→ **Task directions**
Please set down all the lines beneath this one exactly, without the pictures.
┄┄┄┄┄┄
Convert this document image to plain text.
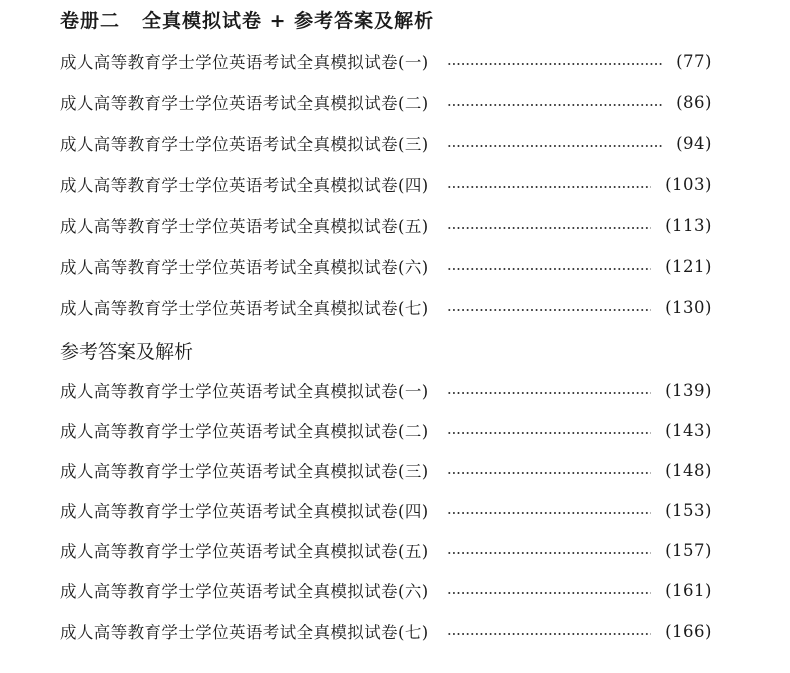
卷册二 全真模拟试卷 + 参考答案及解析
成人高等教育学士学位英语考试全真模拟试卷(一)	(77)
成人高等教育学士学位英语考试全真模拟试卷(二)	(86)
成人高等教育学士学位英语考试全真模拟试卷(三)	(94)
成人高等教育学士学位英语考试全真模拟试卷(四)	(103)
成人高等教育学士学位英语考试全真模拟试卷(五)	(113)
成人高等教育学士学位英语考试全真模拟试卷(六)	(121)
成人高等教育学士学位英语考试全真模拟试卷(七)	(130)
参考答案及解析
成人高等教育学士学位英语考试全真模拟试卷(一)	(139)
成人高等教育学士学位英语考试全真模拟试卷(二)	(143)
成人高等教育学士学位英语考试全真模拟试卷(三)	(148)
成人高等教育学士学位英语考试全真模拟试卷(四)	(153)
成人高等教育学士学位英语考试全真模拟试卷(五)	(157)
成人高等教育学士学位英语考试全真模拟试卷(六)	(161)
成人高等教育学士学位英语考试全真模拟试卷(七)	(166)
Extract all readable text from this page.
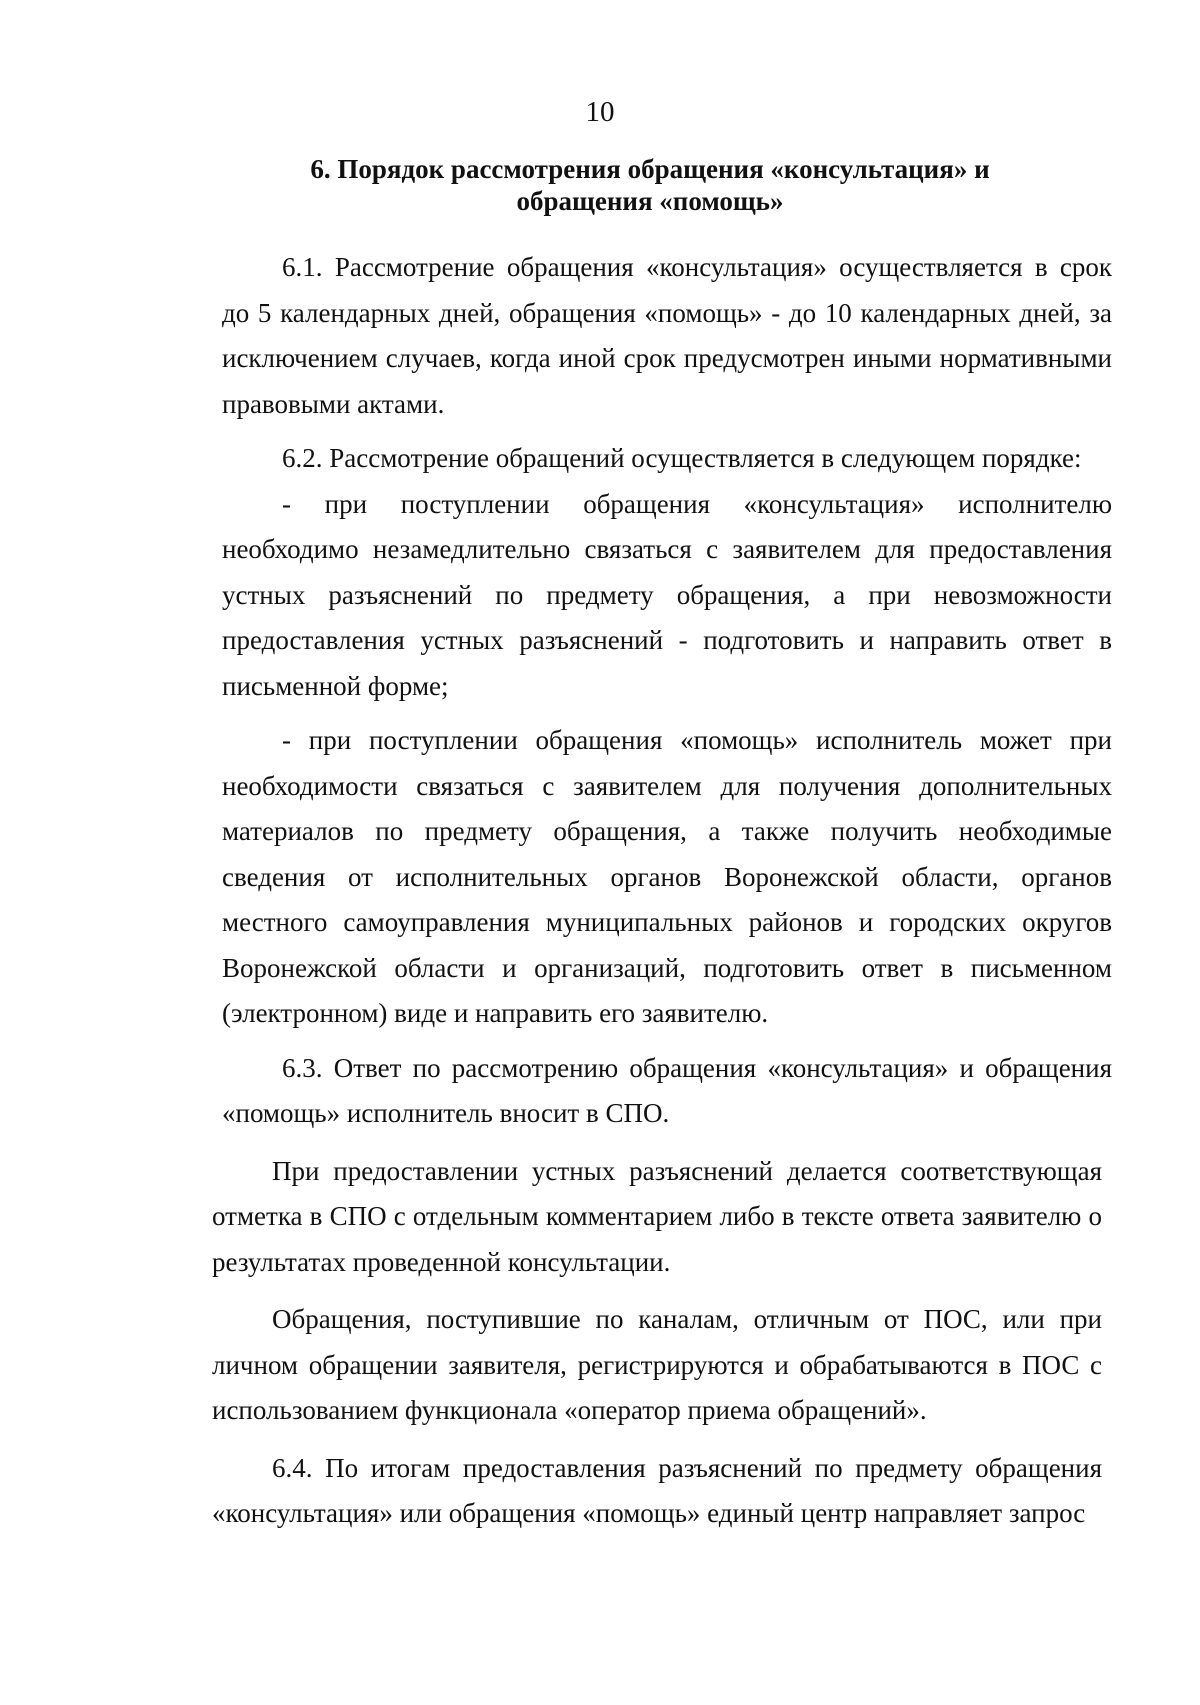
10
6. Порядок рассмотрения обращения «консультация» и
обращения «помощь»

6.1. Рассмотрение обращения «консультация» осуществляется в срок до 5 календарных дней, обращения «помощь» - до 10 календарных дней, за исключением случаев, когда иной срок предусмотрен иными нормативными правовыми актами.

6.2. Рассмотрение обращений осуществляется в следующем порядке:

- при поступлении обращения «консультация» исполнителю необходимо незамедлительно связаться с заявителем для предоставления устных разъяснений по предмету обращения, а при невозможности предоставления устных разъяснений - подготовить и направить ответ в письменной форме;

- при поступлении обращения «помощь» исполнитель может при необходимости связаться с заявителем для получения дополнительных материалов по предмету обращения, а также получить необходимые сведения от исполнительных органов Воронежской области, органов местного самоуправления муниципальных районов и городских округов Воронежской области и организаций, подготовить ответ в письменном (электронном) виде и направить его заявителю.

6.3. Ответ по рассмотрению обращения «консультация» и обращения «помощь» исполнитель вносит в СПО.

При предоставлении устных разъяснений делается соответствующая отметка в СПО с отдельным комментарием либо в тексте ответа заявителю о результатах проведенной консультации.

Обращения, поступившие по каналам, отличным от ПОС, или при личном обращении заявителя, регистрируются и обрабатываются в ПОС с использованием функционала «оператор приема обращений».

6.4. По итогам предоставления разъяснений по предмету обращения «консультация» или обращения «помощь» единый центр направляет запрос
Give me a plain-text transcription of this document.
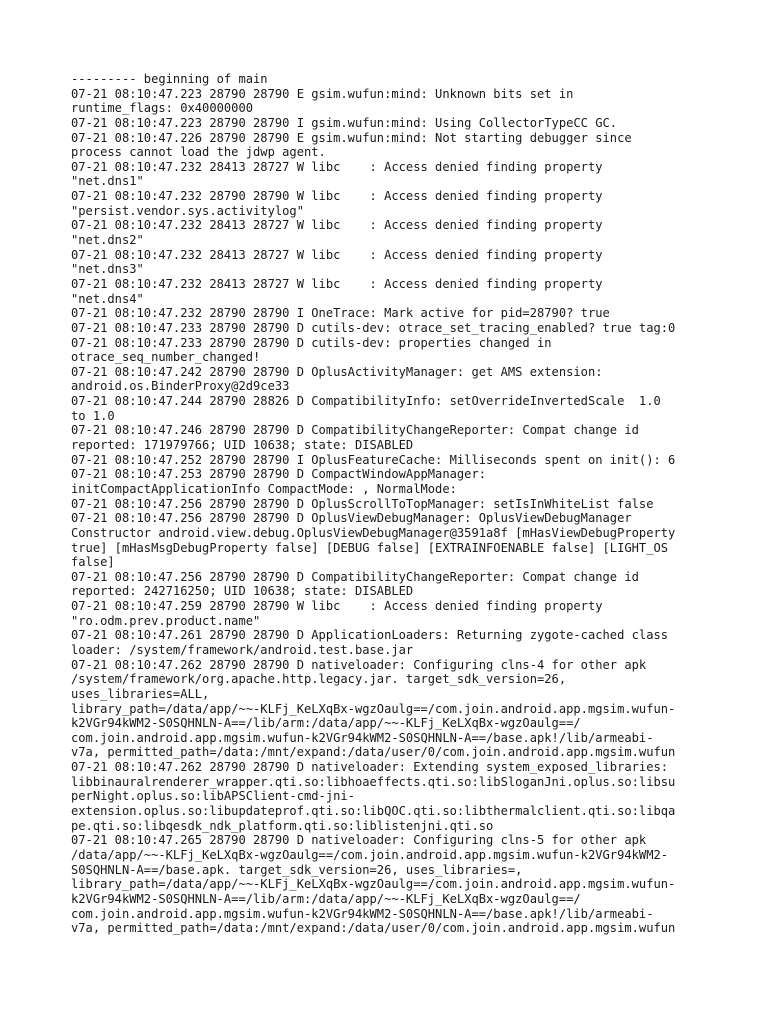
--------- beginning of main
07-21 08:10:47.223 28790 28790 E gsim.wufun:mind: Unknown bits set in
runtime_flags: 0x40000000
07-21 08:10:47.223 28790 28790 I gsim.wufun:mind: Using CollectorTypeCC GC.
07-21 08:10:47.226 28790 28790 E gsim.wufun:mind: Not starting debugger since
process cannot load the jdwp agent.
07-21 08:10:47.232 28413 28727 W libc    : Access denied finding property
"net.dns1"
07-21 08:10:47.232 28790 28790 W libc    : Access denied finding property
"persist.vendor.sys.activitylog"
07-21 08:10:47.232 28413 28727 W libc    : Access denied finding property
"net.dns2"
07-21 08:10:47.232 28413 28727 W libc    : Access denied finding property
"net.dns3"
07-21 08:10:47.232 28413 28727 W libc    : Access denied finding property
"net.dns4"
07-21 08:10:47.232 28790 28790 I OneTrace: Mark active for pid=28790? true
07-21 08:10:47.233 28790 28790 D cutils-dev: otrace_set_tracing_enabled? true tag:0
07-21 08:10:47.233 28790 28790 D cutils-dev: properties changed in
otrace_seq_number_changed!
07-21 08:10:47.242 28790 28790 D OplusActivityManager: get AMS extension:
android.os.BinderProxy@2d9ce33
07-21 08:10:47.244 28790 28826 D CompatibilityInfo: setOverrideInvertedScale  1.0
to 1.0
07-21 08:10:47.246 28790 28790 D CompatibilityChangeReporter: Compat change id
reported: 171979766; UID 10638; state: DISABLED
07-21 08:10:47.252 28790 28790 I OplusFeatureCache: Milliseconds spent on init(): 6
07-21 08:10:47.253 28790 28790 D CompactWindowAppManager:
initCompactApplicationInfo CompactMode: , NormalMode:
07-21 08:10:47.256 28790 28790 D OplusScrollToTopManager: setIsInWhiteList false
07-21 08:10:47.256 28790 28790 D OplusViewDebugManager: OplusViewDebugManager
Constructor android.view.debug.OplusViewDebugManager@3591a8f [mHasViewDebugProperty
true] [mHasMsgDebugProperty false] [DEBUG false] [EXTRAINFOENABLE false] [LIGHT_OS
false]
07-21 08:10:47.256 28790 28790 D CompatibilityChangeReporter: Compat change id
reported: 242716250; UID 10638; state: DISABLED
07-21 08:10:47.259 28790 28790 W libc    : Access denied finding property
"ro.odm.prev.product.name"
07-21 08:10:47.261 28790 28790 D ApplicationLoaders: Returning zygote-cached class
loader: /system/framework/android.test.base.jar
07-21 08:10:47.262 28790 28790 D nativeloader: Configuring clns-4 for other apk
/system/framework/org.apache.http.legacy.jar. target_sdk_version=26,
uses_libraries=ALL,
library_path=/data/app/~~-KLFj_KeLXqBx-wgzOaulg==/com.join.android.app.mgsim.wufun-
k2VGr94kWM2-S0SQHNLN-A==/lib/arm:/data/app/~~-KLFj_KeLXqBx-wgzOaulg==/
com.join.android.app.mgsim.wufun-k2VGr94kWM2-S0SQHNLN-A==/base.apk!/lib/armeabi-
v7a, permitted_path=/data:/mnt/expand:/data/user/0/com.join.android.app.mgsim.wufun
07-21 08:10:47.262 28790 28790 D nativeloader: Extending system_exposed_libraries:
libbinauralrenderer_wrapper.qti.so:libhoaeffects.qti.so:libSloganJni.oplus.so:libsu
perNight.oplus.so:libAPSClient-cmd-jni-
extension.oplus.so:libupdateprof.qti.so:libQOC.qti.so:libthermalclient.qti.so:libqa
pe.qti.so:libqesdk_ndk_platform.qti.so:liblistenjni.qti.so
07-21 08:10:47.265 28790 28790 D nativeloader: Configuring clns-5 for other apk
/data/app/~~-KLFj_KeLXqBx-wgzOaulg==/com.join.android.app.mgsim.wufun-k2VGr94kWM2-
S0SQHNLN-A==/base.apk. target_sdk_version=26, uses_libraries=,
library_path=/data/app/~~-KLFj_KeLXqBx-wgzOaulg==/com.join.android.app.mgsim.wufun-
k2VGr94kWM2-S0SQHNLN-A==/lib/arm:/data/app/~~-KLFj_KeLXqBx-wgzOaulg==/
com.join.android.app.mgsim.wufun-k2VGr94kWM2-S0SQHNLN-A==/base.apk!/lib/armeabi-
v7a, permitted_path=/data:/mnt/expand:/data/user/0/com.join.android.app.mgsim.wufun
┄┄┄┄┄┄
→ **Task answer**
Convert this document image to plain text.
卷册二 全真模拟试卷 + 参考答案及解析
成人高等教育学士学位英语考试全真模拟试卷(一)	(77)
成人高等教育学士学位英语考试全真模拟试卷(二)	(86)
成人高等教育学士学位英语考试全真模拟试卷(三)	(94)
成人高等教育学士学位英语考试全真模拟试卷(四)	(103)
成人高等教育学士学位英语考试全真模拟试卷(五)	(113)
成人高等教育学士学位英语考试全真模拟试卷(六)	(121)
成人高等教育学士学位英语考试全真模拟试卷(七)	(130)
参考答案及解析
成人高等教育学士学位英语考试全真模拟试卷(一)	(139)
成人高等教育学士学位英语考试全真模拟试卷(二)	(143)
成人高等教育学士学位英语考试全真模拟试卷(三)	(148)
成人高等教育学士学位英语考试全真模拟试卷(四)	(153)
成人高等教育学士学位英语考试全真模拟试卷(五)	(157)
成人高等教育学士学位英语考试全真模拟试卷(六)	(161)
成人高等教育学士学位英语考试全真模拟试卷(七)	(166)
Extract all readable text from this page.
10
6. Порядок рассмотрения обращения «консультация» и
обращения «помощь»

6.1. Рассмотрение обращения «консультация» осуществляется в срок до 5 календарных дней, обращения «помощь» - до 10 календарных дней, за исключением случаев, когда иной срок предусмотрен иными нормативными правовыми актами.

6.2. Рассмотрение обращений осуществляется в следующем порядке:

- при поступлении обращения «консультация» исполнителю необходимо незамедлительно связаться с заявителем для предоставления устных разъяснений по предмету обращения, а при невозможности предоставления устных разъяснений - подготовить и направить ответ в письменной форме;

- при поступлении обращения «помощь» исполнитель может при необходимости связаться с заявителем для получения дополнительных материалов по предмету обращения, а также получить необходимые сведения от исполнительных органов Воронежской области, органов местного самоуправления муниципальных районов и городских округов Воронежской области и организаций, подготовить ответ в письменном (электронном) виде и направить его заявителю.

6.3. Ответ по рассмотрению обращения «консультация» и обращения «помощь» исполнитель вносит в СПО.

При предоставлении устных разъяснений делается соответствующая отметка в СПО с отдельным комментарием либо в тексте ответа заявителю о результатах проведенной консультации.

Обращения, поступившие по каналам, отличным от ПОС, или при личном обращении заявителя, регистрируются и обрабатываются в ПОС с использованием функционала «оператор приема обращений».

6.4. По итогам предоставления разъяснений по предмету обращения «консультация» или обращения «помощь» единый центр направляет запрос
Give me a plain-text transcription of this document.
--------- beginning of main
07-21 08:10:47.223 28790 28790 E gsim.wufun:mind: Unknown bits set in
runtime_flags: 0x40000000
07-21 08:10:47.223 28790 28790 I gsim.wufun:mind: Using CollectorTypeCC GC.
07-21 08:10:47.226 28790 28790 E gsim.wufun:mind: Not starting debugger since
process cannot load the jdwp agent.
07-21 08:10:47.232 28413 28727 W libc    : Access denied finding property
"net.dns1"
07-21 08:10:47.232 28790 28790 W libc    : Access denied finding property
"persist.vendor.sys.activitylog"
07-21 08:10:47.232 28413 28727 W libc    : Access denied finding property
"net.dns2"
07-21 08:10:47.232 28413 28727 W libc    : Access denied finding property
"net.dns3"
07-21 08:10:47.232 28413 28727 W libc    : Access denied finding property
"net.dns4"
07-21 08:10:47.232 28790 28790 I OneTrace: Mark active for pid=28790? true
07-21 08:10:47.233 28790 28790 D cutils-dev: otrace_set_tracing_enabled? true tag:0
07-21 08:10:47.233 28790 28790 D cutils-dev: properties changed in
otrace_seq_number_changed!
07-21 08:10:47.242 28790 28790 D OplusActivityManager: get AMS extension:
android.os.BinderProxy@2d9ce33
07-21 08:10:47.244 28790 28826 D CompatibilityInfo: setOverrideInvertedScale  1.0
to 1.0
07-21 08:10:47.246 28790 28790 D CompatibilityChangeReporter: Compat change id
reported: 171979766; UID 10638; state: DISABLED
07-21 08:10:47.252 28790 28790 I OplusFeatureCache: Milliseconds spent on init(): 6
07-21 08:10:47.253 28790 28790 D CompactWindowAppManager:
initCompactApplicationInfo CompactMode: , NormalMode:
07-21 08:10:47.256 28790 28790 D OplusScrollToTopManager: setIsInWhiteList false
07-21 08:10:47.256 28790 28790 D OplusViewDebugManager: OplusViewDebugManager
Constructor android.view.debug.OplusViewDebugManager@3591a8f [mHasViewDebugProperty
true] [mHasMsgDebugProperty false] [DEBUG false] [EXTRAINFOENABLE false] [LIGHT_OS
false]
07-21 08:10:47.256 28790 28790 D CompatibilityChangeReporter: Compat change id
reported: 242716250; UID 10638; state: DISABLED
07-21 08:10:47.259 28790 28790 W libc    : Access denied finding property
"ro.odm.prev.product.name"
07-21 08:10:47.261 28790 28790 D ApplicationLoaders: Returning zygote-cached class
loader: /system/framework/android.test.base.jar
07-21 08:10:47.262 28790 28790 D nativeloader: Configuring clns-4 for other apk
/system/framework/org.apache.http.legacy.jar. target_sdk_version=26,
uses_libraries=ALL,
library_path=/data/app/~~-KLFj_KeLXqBx-wgzOaulg==/com.join.android.app.mgsim.wufun-
k2VGr94kWM2-S0SQHNLN-A==/lib/arm:/data/app/~~-KLFj_KeLXqBx-wgzOaulg==/
com.join.android.app.mgsim.wufun-k2VGr94kWM2-S0SQHNLN-A==/base.apk!/lib/armeabi-
v7a, permitted_path=/data:/mnt/expand:/data/user/0/com.join.android.app.mgsim.wufun
07-21 08:10:47.262 28790 28790 D nativeloader: Extending system_exposed_libraries:
libbinauralrenderer_wrapper.qti.so:libhoaeffects.qti.so:libSloganJni.oplus.so:libsu
perNight.oplus.so:libAPSClient-cmd-jni-
extension.oplus.so:libupdateprof.qti.so:libQOC.qti.so:libthermalclient.qti.so:libqa
pe.qti.so:libqesdk_ndk_platform.qti.so:liblistenjni.qti.so
07-21 08:10:47.265 28790 28790 D nativeloader: Configuring clns-5 for other apk
/data/app/~~-KLFj_KeLXqBx-wgzOaulg==/com.join.android.app.mgsim.wufun-k2VGr94kWM2-
S0SQHNLN-A==/base.apk. target_sdk_version=26, uses_libraries=,
library_path=/data/app/~~-KLFj_KeLXqBx-wgzOaulg==/com.join.android.app.mgsim.wufun-
k2VGr94kWM2-S0SQHNLN-A==/lib/arm:/data/app/~~-KLFj_KeLXqBx-wgzOaulg==/
com.join.android.app.mgsim.wufun-k2VGr94kWM2-S0SQHNLN-A==/base.apk!/lib/armeabi-
v7a, permitted_path=/data:/mnt/expand:/data/user/0/com.join.android.app.mgsim.wufun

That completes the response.